**Text provided:**
☆ ☆ ☆ ☆ ☆

Two Egyptian "Ansar al-Sharia" groups, whose names echo those of other regional jihadist organizations, are particularly worth noting. Gamaat Ansar al-Sharia in Egypt (ASE), which was founded in mid-October 2012, focuses on internal "reform," including application of sharia, compensation for the martyrs of the revolution, purging the judiciary and media, allowing bearded officers, and not relying on riba (usury) in financial transactions. Similar to the Ansar outfits in Tunisia and Benghazi, Libya, ASE runs local community services such as distributing sheep for ritual slaughter during the Eid al-Adha holiday and providing food for the needy.

By contrast, al-Taliah al-Salafiyah al-Mujahediyah Ansar al-Sharia (TSM), which was formed this month but officially declared in mid-November, is more internationally focused. Run by former members of Egyptian Islamic Jihad (EIJ) who post their press releases to al-Qaeda-affiliated online forums, it emphasizes liberating foreign-occupied Muslim lands, supporting foreign mujahedin, resisting the foreign ideologies of liberalism and communism, repelling the implementation of secular laws from Europe, and stopping the "Christianization" of Egyptian education. Unlike ASE, TSM does not publicize any social services that it provides; much of its public profile since Mubarak's ouster has been in the form of articles, books, and fatwas regarding the Egyptian transition.

Meanwhile, the emergence of former EIJ figure Muhammad al-Zawahiri, brother of al-Qaeda leader Ayman, has given these groups a public face. Zawahiri was released from prison in March 2012 and has since promoted the global jihadist worldview through local and international press interviews. While he denies being an al-Qaeda member, he agrees with its ideological outlook and, through Twitter, instigated last year's September 11 protests outside the U.S. embassy in Cairo that culminated with the breaching of the compound's walls and desecration of the U.S. flag. He also cooperated with TSM's Ahmed Ashoush to plan Salafi jihadist participation in an early November demonstration in support of sharia. And in December, he catalyzed a boycott of the constitutional referendum, criticizing the Muslim Brotherhood's "sharia sins" and arguing that the new charter was insufficiently Islamist.

While these groups and figures have only small followings -- as evidenced by the unimpressive turnout at their occasional Tahrir Square sharia protests -- there is substantial risk that they will gain followers in the coming months. The relative openness of post-Mubarak Egypt has afforded them unprecedented opportunities for proselytizing. Moreover, they will likely draw followers away from Salafist political parties, whose members may become disillusioned with a political process that they already view as a "necessary evil."

Egypt's declining internal security will give jihadists ample recruitment opportunities as well. Instability in the Sinai could also provide them with new training grounds, allowing them to return to their Nile Valley communities with newly developed skills for attacking civilians or the state. In addition, instability in northern Sinai and attacks against Israel could jeopardize the bilateral peace treaty.

Cairo's Response

The Egyptian government has done little thus far to curtail the jihadist emergence. While neither the military nor the Muslim Brotherhood wants to see jihadist groups rise, both fear the domestic political repercussions of taking them on too directly; in particular, the Brotherhood is worried that confronting fellow Islamists would benefit its Salafist competitors. The military further views the problem as a policing issue for which the Interior Ministry is primarily responsible.

☆ ☆ ☆ ☆ ☆

**Aim 1:**
From the passage on Egyptian jihadist groups, please restate the part that begins at the words "The Egyptian government" and stops after "is primarily responsible.", swapping "Interior Ministry" for "Ministry of the Interior".
**Aim 2:**
Answer these from the passage on Egyptian jihadist groups:
(a) When was Gamaat Ansar al-Sharia in Egypt founded?
(b) In what month and year was Muhammad al-Zawahiri released from prison?
(c) Whom does the Brotherhood fear would benefit if it confronted fellow Islamists?

**Dataset excerpts:**
☆ ☆ ☆ ☆ ☆

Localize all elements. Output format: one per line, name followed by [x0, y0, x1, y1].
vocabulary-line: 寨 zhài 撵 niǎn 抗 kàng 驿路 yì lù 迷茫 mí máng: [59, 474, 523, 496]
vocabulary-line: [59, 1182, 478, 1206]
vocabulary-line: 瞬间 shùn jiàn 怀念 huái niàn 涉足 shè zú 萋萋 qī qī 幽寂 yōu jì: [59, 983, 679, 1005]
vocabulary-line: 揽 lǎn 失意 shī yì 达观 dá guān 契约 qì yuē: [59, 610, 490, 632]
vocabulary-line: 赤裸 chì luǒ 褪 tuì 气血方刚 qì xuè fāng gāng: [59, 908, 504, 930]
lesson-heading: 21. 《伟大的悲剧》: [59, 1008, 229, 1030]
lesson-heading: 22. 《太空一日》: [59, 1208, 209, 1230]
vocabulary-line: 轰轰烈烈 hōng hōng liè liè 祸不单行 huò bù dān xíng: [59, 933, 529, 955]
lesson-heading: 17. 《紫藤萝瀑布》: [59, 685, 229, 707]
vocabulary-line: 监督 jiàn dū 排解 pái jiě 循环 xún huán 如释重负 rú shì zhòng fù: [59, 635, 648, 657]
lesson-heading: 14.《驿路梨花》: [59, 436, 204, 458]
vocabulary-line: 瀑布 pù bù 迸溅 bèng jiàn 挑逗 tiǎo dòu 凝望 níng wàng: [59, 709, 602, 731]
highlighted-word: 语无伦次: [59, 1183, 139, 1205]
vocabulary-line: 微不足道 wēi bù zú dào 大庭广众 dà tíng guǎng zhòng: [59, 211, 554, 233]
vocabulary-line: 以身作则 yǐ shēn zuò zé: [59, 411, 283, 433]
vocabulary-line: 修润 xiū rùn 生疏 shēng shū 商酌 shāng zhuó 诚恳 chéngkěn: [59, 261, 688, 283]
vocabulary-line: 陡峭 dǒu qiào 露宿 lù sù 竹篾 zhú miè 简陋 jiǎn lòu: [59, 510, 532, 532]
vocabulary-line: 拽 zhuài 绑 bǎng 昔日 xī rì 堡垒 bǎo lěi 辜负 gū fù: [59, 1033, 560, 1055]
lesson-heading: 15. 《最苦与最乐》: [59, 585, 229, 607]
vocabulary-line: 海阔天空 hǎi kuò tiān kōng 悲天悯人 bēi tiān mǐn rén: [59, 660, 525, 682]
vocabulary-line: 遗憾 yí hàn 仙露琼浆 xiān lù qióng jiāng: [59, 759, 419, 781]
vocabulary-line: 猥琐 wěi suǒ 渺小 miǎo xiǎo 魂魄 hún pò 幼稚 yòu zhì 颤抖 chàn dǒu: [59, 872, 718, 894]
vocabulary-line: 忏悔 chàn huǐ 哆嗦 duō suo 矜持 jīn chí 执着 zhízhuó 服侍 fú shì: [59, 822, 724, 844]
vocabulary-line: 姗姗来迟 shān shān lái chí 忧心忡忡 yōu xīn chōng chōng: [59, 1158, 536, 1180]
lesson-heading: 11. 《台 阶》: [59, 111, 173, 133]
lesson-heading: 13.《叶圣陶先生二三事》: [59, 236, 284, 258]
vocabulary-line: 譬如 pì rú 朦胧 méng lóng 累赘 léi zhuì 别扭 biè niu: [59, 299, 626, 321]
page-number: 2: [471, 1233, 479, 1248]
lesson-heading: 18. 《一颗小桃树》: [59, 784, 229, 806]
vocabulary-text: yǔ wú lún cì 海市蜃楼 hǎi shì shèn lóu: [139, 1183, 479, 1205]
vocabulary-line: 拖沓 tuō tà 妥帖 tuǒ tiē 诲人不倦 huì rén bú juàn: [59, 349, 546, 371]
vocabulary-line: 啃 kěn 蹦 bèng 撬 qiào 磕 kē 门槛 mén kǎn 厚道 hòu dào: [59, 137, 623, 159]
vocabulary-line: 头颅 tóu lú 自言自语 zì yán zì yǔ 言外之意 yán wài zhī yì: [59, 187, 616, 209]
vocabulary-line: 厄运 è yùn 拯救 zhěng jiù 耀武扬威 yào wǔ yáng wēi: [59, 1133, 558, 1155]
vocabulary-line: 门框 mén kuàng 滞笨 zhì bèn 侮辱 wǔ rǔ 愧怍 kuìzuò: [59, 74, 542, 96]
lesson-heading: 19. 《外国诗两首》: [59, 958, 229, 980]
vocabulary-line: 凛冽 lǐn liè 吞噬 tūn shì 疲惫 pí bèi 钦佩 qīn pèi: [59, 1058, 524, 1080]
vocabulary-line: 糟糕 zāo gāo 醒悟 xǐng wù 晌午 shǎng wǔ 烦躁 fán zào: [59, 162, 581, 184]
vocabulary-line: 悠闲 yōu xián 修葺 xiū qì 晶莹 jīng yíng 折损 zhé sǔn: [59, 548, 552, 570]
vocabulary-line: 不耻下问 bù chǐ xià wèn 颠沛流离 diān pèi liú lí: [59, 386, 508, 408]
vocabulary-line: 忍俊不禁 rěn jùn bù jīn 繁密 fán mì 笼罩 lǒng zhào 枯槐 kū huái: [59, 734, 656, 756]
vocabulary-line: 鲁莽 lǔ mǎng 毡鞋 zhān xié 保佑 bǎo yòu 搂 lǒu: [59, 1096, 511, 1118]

☆ ☆ ☆ ☆ ☆

**Correct answer 1:**
The Egyptian government has done little thus far to curtail the jihadist emergence. While neither the military nor the Muslim Brotherhood wants to see jihadist groups rise, both fear the domestic political repercussions of taking them on too directly; in particular, the Brotherhood is worried that confronting fellow Islamists would benefit its Salafist competitors. The military further views the problem as a policing issue for which the Ministry of the Interior is primarily responsible.

**Correct answer 2:**
(a) Mid-October 2012
(b) March 2012
(c) Its Salafist competitors